Make an exact copy of each entry, leaving out every picture.

• Stored records:
=-=-=-=-=

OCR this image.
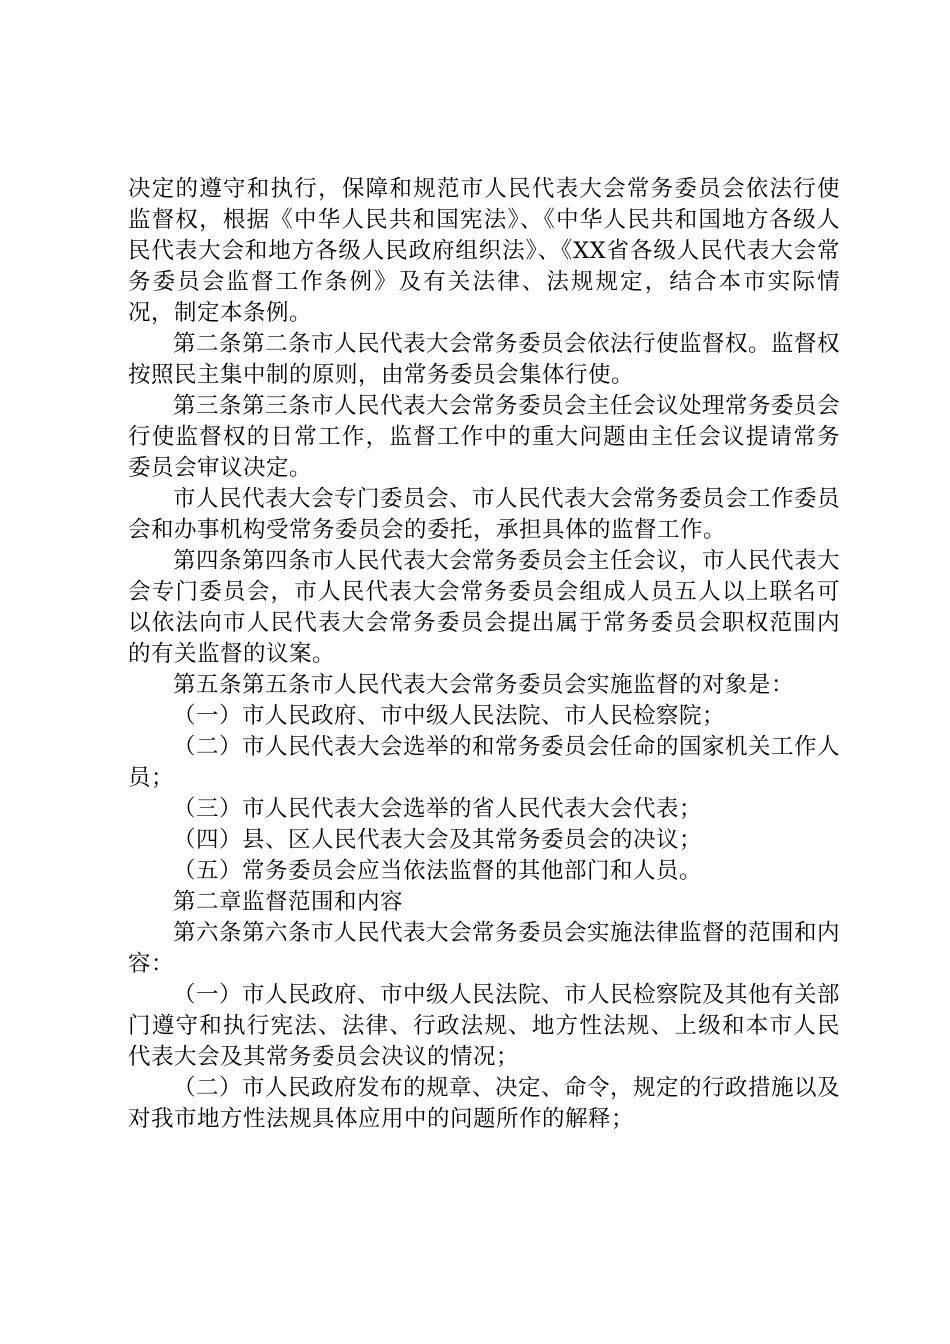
决定的遵守和执行，保障和规范市人民代表大会常务委员会依法行使监督权，根据《中华人民共和国宪法》、《中华人民共和国地方各级人民代表大会和地方各级人民政府组织法》、《XX省各级人民代表大会常务委员会监督工作条例》及有关法律、法规规定，结合本市实际情况，制定本条例。

第二条第二条市人民代表大会常务委员会依法行使监督权。监督权按照民主集中制的原则，由常务委员会集体行使。

第三条第三条市人民代表大会常务委员会主任会议处理常务委员会行使监督权的日常工作，监督工作中的重大问题由主任会议提请常务委员会审议决定。

市人民代表大会专门委员会、市人民代表大会常务委员会工作委员会和办事机构受常务委员会的委托，承担具体的监督工作。

第四条第四条市人民代表大会常务委员会主任会议，市人民代表大会专门委员会，市人民代表大会常务委员会组成人员五人以上联名可以依法向市人民代表大会常务委员会提出属于常务委员会职权范围内的有关监督的议案。

第五条第五条市人民代表大会常务委员会实施监督的对象是：

（一）市人民政府、市中级人民法院、市人民检察院；

（二）市人民代表大会选举的和常务委员会任命的国家机关工作人员；

（三）市人民代表大会选举的省人民代表大会代表；

（四）县、区人民代表大会及其常务委员会的决议；

（五）常务委员会应当依法监督的其他部门和人员。

第二章监督范围和内容

第六条第六条市人民代表大会常务委员会实施法律监督的范围和内容：

（一）市人民政府、市中级人民法院、市人民检察院及其他有关部门遵守和执行宪法、法律、行政法规、地方性法规、上级和本市人民代表大会及其常务委员会决议的情况；

（二）市人民政府发布的规章、决定、命令，规定的行政措施以及对我市地方性法规具体应用中的问题所作的解释；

=-=-=-=-=

• FINAL RESULT:
OCR this image.
决定的遵守和执行，保障和规范市人民代表大会常务委员会依法行使监督权，根据《中华人民共和国宪法》、《中华人民共和国地方各级人民代表大会和地方各级人民政府组织法》、《XX省各级人民代表大会常务委员会监督工作条例》及有关法律、法规规定，结合本市实际情况，制定本条例。

第二条第二条市人民代表大会常务委员会依法行使监督权。监督权按照民主集中制的原则，由常务委员会集体行使。

第三条第三条市人民代表大会常务委员会主任会议处理常务委员会行使监督权的日常工作，监督工作中的重大问题由主任会议提请常务委员会审议决定。

市人民代表大会专门委员会、市人民代表大会常务委员会工作委员会和办事机构受常务委员会的委托，承担具体的监督工作。

第四条第四条市人民代表大会常务委员会主任会议，市人民代表大会专门委员会，市人民代表大会常务委员会组成人员五人以上联名可以依法向市人民代表大会常务委员会提出属于常务委员会职权范围内的有关监督的议案。

第五条第五条市人民代表大会常务委员会实施监督的对象是：

（一）市人民政府、市中级人民法院、市人民检察院；

（二）市人民代表大会选举的和常务委员会任命的国家机关工作人员；

（三）市人民代表大会选举的省人民代表大会代表；

（四）县、区人民代表大会及其常务委员会的决议；

（五）常务委员会应当依法监督的其他部门和人员。

第二章监督范围和内容

第六条第六条市人民代表大会常务委员会实施法律监督的范围和内容：

（一）市人民政府、市中级人民法院、市人民检察院及其他有关部门遵守和执行宪法、法律、行政法规、地方性法规、上级和本市人民代表大会及其常务委员会决议的情况；

（二）市人民政府发布的规章、决定、命令，规定的行政措施以及对我市地方性法规具体应用中的问题所作的解释；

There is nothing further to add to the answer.